Determine how many lines include the word "poets", then give that number and nothing more.

— begin Dataset content —

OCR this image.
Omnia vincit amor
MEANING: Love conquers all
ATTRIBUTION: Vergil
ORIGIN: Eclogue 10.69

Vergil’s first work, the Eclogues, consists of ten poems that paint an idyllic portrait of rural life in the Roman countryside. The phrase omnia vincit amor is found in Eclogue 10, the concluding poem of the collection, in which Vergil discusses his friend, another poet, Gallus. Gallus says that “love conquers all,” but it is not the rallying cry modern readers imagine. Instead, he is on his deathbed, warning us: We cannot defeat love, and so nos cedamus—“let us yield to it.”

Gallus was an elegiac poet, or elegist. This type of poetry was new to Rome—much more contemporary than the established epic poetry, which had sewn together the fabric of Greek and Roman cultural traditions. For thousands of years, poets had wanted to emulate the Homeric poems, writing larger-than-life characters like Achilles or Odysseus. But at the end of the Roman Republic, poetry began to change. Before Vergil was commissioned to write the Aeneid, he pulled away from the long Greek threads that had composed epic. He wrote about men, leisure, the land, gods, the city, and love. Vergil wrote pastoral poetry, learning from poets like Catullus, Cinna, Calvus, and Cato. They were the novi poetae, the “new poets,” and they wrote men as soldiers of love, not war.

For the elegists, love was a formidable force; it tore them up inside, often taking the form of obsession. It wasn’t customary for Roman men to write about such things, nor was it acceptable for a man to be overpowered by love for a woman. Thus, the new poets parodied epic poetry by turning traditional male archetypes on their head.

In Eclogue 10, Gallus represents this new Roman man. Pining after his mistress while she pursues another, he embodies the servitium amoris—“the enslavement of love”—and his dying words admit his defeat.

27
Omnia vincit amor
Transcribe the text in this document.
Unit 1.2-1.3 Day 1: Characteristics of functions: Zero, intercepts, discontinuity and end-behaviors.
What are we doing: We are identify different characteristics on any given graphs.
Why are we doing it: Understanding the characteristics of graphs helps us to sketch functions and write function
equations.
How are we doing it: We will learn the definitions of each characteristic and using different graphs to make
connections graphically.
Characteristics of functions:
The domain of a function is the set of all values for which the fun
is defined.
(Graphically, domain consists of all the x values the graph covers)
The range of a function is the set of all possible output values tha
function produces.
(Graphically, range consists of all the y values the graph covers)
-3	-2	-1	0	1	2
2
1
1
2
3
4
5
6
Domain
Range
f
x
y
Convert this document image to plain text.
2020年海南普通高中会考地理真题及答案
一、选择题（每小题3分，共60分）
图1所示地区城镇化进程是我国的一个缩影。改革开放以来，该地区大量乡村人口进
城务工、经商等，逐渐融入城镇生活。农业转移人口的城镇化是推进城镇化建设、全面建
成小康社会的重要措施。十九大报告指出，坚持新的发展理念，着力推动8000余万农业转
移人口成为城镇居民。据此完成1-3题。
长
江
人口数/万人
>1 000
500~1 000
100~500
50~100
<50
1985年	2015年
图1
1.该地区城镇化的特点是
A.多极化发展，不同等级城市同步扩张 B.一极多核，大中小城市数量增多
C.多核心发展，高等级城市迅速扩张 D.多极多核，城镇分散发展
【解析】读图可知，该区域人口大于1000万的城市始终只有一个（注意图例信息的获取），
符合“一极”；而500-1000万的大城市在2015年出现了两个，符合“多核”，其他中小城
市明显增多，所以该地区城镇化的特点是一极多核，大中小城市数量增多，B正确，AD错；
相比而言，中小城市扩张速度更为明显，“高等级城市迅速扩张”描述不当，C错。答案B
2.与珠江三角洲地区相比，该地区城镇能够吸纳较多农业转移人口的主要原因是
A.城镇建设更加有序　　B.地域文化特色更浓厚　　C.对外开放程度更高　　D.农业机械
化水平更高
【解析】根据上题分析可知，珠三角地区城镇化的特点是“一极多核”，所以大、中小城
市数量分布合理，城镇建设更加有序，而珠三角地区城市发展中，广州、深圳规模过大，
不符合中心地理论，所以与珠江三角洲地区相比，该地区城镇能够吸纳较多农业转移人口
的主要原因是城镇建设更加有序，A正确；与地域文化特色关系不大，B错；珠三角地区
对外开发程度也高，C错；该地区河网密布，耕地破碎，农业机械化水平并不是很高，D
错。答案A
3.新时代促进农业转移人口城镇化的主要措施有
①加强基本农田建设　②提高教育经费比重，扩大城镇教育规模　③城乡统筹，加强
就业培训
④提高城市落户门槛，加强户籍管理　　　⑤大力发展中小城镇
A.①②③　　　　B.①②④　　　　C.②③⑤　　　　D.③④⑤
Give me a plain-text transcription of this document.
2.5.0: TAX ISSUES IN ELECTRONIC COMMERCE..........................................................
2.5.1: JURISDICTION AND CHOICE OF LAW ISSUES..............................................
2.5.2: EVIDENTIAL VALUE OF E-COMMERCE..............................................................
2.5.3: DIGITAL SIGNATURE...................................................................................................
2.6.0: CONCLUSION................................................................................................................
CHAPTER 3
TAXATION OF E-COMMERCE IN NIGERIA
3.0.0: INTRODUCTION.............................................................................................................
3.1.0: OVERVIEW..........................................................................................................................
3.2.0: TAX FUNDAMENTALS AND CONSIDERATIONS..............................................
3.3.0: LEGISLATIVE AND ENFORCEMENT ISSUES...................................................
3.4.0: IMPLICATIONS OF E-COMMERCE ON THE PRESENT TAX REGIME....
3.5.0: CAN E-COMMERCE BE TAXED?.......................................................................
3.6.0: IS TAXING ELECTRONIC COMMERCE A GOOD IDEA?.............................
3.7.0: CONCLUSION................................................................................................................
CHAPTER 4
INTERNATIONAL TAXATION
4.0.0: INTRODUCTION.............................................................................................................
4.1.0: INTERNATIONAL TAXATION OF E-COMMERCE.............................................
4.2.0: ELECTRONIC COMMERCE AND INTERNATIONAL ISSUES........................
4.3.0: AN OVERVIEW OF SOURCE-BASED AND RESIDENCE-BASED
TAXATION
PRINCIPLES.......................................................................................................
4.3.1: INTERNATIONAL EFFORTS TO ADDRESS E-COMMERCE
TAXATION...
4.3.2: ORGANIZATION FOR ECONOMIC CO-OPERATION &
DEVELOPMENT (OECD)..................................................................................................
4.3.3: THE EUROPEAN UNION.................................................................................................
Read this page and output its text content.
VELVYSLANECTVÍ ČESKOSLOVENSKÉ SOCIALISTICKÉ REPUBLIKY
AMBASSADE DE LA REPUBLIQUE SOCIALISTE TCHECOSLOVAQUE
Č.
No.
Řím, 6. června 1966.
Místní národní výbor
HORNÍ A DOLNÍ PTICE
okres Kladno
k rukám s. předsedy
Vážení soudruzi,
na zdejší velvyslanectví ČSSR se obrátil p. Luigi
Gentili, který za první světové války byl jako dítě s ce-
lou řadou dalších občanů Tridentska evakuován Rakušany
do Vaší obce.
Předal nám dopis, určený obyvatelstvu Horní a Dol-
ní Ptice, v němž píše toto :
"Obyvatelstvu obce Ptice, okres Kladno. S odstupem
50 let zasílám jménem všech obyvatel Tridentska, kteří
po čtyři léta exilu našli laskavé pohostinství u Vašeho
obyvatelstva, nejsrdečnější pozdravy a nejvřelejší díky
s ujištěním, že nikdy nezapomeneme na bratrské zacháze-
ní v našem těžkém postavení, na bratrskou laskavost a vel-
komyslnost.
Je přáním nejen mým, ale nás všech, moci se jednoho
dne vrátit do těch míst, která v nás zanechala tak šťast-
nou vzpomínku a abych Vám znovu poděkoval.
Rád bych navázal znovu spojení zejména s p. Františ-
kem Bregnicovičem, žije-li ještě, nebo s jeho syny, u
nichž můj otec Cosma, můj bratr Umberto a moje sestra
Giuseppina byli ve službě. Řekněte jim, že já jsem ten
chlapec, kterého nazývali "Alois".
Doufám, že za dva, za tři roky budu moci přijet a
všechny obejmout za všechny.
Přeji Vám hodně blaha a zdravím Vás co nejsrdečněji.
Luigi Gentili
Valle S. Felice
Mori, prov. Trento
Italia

— end Dataset content —

Completed task - 2